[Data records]
☆ ☆ ☆ ☆ ☆ ☆ ☆
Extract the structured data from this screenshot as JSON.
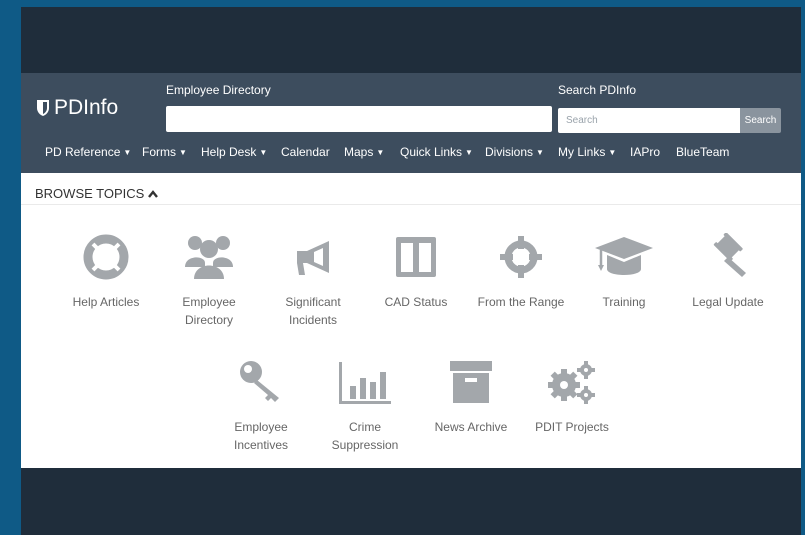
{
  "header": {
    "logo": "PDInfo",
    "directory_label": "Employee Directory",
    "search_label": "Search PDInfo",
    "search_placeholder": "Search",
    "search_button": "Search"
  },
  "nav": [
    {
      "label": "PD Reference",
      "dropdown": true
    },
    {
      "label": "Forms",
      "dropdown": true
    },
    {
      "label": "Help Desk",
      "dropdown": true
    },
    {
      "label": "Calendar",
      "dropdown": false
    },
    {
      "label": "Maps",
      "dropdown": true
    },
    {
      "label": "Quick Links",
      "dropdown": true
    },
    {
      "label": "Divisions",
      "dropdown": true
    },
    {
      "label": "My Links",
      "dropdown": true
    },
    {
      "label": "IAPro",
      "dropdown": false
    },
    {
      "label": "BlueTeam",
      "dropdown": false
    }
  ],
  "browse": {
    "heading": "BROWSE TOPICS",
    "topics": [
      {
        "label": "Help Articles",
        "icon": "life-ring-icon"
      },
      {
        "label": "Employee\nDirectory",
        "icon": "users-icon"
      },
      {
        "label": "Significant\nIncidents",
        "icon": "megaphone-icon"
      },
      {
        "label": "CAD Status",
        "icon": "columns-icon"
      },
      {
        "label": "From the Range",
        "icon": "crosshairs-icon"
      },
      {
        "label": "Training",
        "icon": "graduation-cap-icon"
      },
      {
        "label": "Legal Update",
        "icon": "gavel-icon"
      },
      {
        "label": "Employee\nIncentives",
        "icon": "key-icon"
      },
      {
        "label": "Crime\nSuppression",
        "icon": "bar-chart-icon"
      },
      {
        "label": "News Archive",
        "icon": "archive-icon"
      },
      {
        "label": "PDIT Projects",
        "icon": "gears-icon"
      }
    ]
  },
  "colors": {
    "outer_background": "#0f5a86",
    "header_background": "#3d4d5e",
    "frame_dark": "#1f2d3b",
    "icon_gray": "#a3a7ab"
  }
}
☆ ☆ ☆ ☆ ☆ ☆ ☆
* _TO DO_:
Show the lines from the data above that contain the string "PDInfo".

* _ANSWER TO THIS PROBLEM_:
    "logo": "PDInfo",
    "search_label": "Search PDInfo",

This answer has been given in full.